* start Extracted entries *

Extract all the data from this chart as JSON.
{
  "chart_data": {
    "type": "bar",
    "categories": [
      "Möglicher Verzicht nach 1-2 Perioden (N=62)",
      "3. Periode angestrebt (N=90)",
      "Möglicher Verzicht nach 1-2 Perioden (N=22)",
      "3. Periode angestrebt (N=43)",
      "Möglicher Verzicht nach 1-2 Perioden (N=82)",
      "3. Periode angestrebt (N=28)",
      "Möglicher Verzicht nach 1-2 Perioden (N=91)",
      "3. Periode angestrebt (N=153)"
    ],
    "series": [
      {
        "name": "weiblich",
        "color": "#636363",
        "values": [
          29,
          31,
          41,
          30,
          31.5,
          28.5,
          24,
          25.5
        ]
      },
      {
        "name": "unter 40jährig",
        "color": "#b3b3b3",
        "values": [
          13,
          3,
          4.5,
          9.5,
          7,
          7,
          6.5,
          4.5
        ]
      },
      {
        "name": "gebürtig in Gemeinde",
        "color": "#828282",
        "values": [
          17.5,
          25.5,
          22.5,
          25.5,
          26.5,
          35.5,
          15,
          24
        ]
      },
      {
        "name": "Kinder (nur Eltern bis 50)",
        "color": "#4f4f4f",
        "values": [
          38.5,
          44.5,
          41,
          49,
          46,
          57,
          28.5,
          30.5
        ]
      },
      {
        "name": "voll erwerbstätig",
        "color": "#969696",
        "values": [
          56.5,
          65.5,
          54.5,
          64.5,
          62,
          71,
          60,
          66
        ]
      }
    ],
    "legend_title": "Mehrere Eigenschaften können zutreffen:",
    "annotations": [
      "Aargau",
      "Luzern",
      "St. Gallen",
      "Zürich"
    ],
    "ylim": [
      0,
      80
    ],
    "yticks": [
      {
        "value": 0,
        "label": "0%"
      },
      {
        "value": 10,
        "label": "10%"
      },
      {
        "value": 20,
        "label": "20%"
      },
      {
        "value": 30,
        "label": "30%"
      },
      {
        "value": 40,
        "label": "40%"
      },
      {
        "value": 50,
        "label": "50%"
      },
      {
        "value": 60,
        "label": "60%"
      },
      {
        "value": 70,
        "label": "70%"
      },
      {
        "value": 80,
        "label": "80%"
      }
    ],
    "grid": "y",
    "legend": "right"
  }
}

* end Extracted entries *
* start Extracted entries *

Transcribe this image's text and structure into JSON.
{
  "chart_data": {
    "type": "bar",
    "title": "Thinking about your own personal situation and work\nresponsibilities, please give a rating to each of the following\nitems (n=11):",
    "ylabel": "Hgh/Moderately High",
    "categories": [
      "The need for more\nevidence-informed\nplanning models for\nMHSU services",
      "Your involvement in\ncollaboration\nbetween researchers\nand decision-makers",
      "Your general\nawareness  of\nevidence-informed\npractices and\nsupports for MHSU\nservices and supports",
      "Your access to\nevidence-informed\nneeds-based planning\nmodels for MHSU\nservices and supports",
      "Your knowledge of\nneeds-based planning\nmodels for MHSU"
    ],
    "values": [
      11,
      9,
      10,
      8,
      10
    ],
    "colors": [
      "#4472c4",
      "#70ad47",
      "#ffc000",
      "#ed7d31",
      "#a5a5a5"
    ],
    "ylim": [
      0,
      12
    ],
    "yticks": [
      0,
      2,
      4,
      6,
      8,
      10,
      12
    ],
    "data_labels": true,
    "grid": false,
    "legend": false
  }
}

* end Extracted entries *

__Your objective__: Search the data for "name" and list every line in which it occurs.

__The completed task__:
        "name": "weiblich",
        "name": "unter 40jährig",
        "name": "gebürtig in Gemeinde",
        "name": "Kinder (nur Eltern bis 50)",
        "name": "voll erwerbstätig",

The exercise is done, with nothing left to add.